Brief: Show every line of the records below that contains the word "this".

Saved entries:

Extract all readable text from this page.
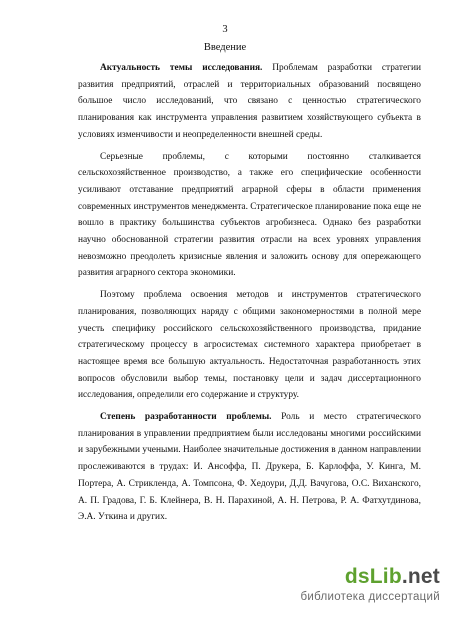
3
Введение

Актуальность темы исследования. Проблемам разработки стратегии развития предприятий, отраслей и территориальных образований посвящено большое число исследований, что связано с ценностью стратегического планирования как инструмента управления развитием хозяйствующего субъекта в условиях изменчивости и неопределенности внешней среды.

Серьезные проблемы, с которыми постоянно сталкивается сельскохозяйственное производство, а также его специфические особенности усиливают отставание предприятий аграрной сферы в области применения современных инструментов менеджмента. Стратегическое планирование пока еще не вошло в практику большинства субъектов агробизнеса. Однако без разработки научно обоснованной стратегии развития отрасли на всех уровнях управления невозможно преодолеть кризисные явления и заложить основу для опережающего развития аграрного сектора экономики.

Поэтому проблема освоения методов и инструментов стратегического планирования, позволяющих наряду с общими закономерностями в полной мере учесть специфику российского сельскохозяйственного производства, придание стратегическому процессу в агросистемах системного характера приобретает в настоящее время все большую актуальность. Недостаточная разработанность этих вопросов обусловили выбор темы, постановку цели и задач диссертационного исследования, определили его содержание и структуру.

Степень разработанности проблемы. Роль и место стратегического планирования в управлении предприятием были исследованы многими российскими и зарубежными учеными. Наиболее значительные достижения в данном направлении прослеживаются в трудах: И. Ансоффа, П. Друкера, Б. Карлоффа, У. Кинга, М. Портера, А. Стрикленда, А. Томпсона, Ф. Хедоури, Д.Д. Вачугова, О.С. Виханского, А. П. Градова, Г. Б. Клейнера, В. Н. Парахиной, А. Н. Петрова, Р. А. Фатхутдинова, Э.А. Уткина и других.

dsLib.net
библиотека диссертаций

==

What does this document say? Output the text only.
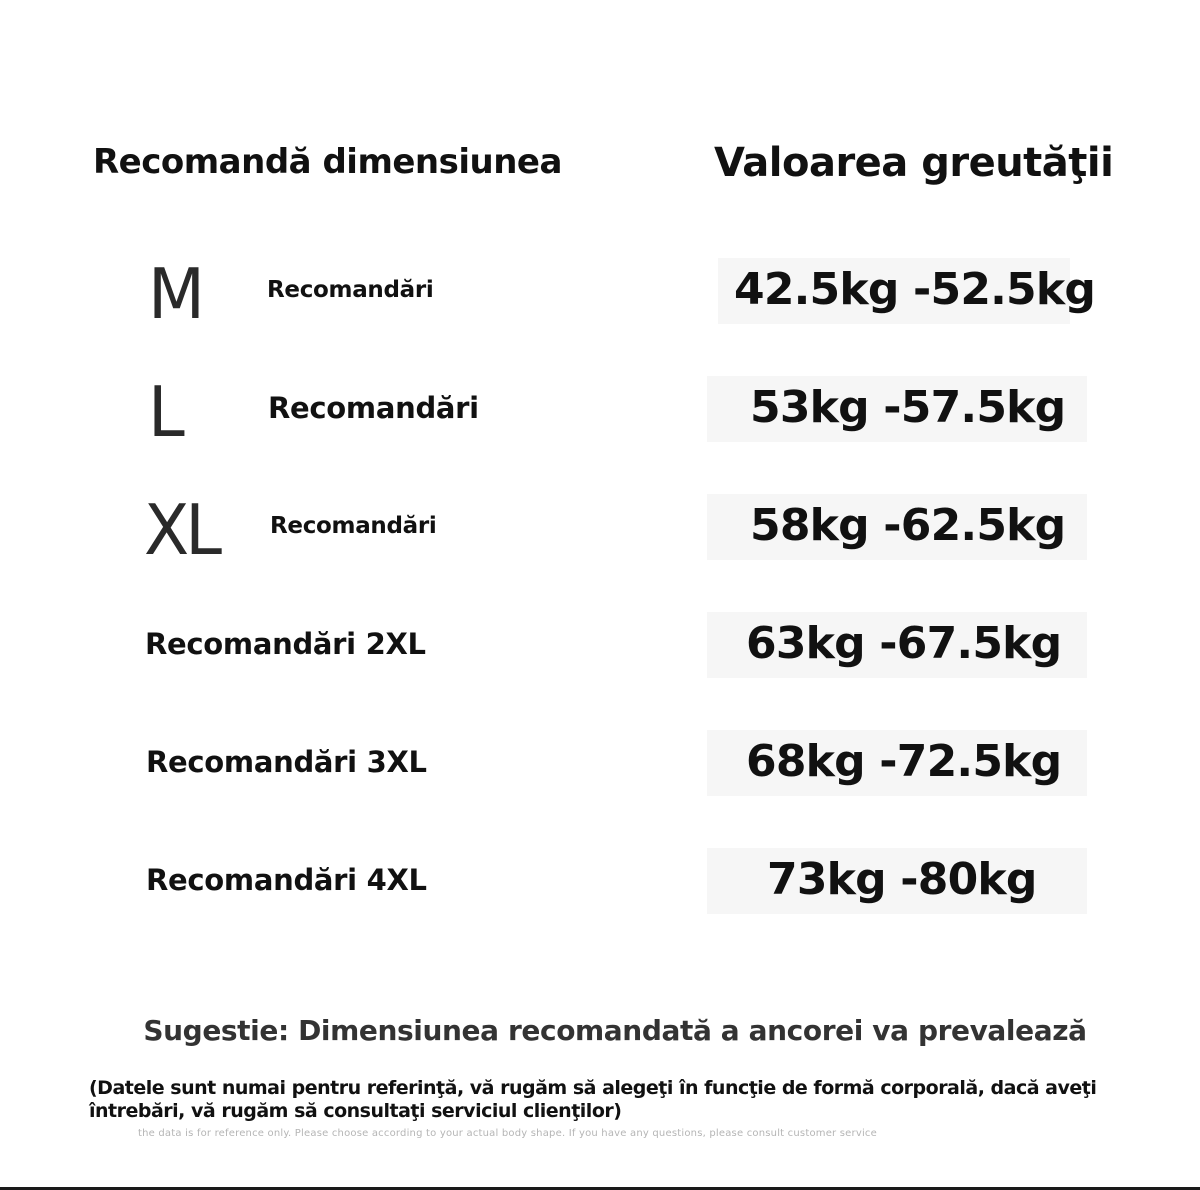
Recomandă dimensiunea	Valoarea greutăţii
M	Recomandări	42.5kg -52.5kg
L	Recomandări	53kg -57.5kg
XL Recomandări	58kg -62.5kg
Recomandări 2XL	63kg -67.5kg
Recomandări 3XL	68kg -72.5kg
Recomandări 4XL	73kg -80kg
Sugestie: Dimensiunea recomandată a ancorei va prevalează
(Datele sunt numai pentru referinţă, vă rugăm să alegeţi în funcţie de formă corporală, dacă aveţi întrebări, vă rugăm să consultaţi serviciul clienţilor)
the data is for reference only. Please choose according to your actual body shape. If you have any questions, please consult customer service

Task solution:
Extract all readable text from this page.
What does this document say? Output the text only.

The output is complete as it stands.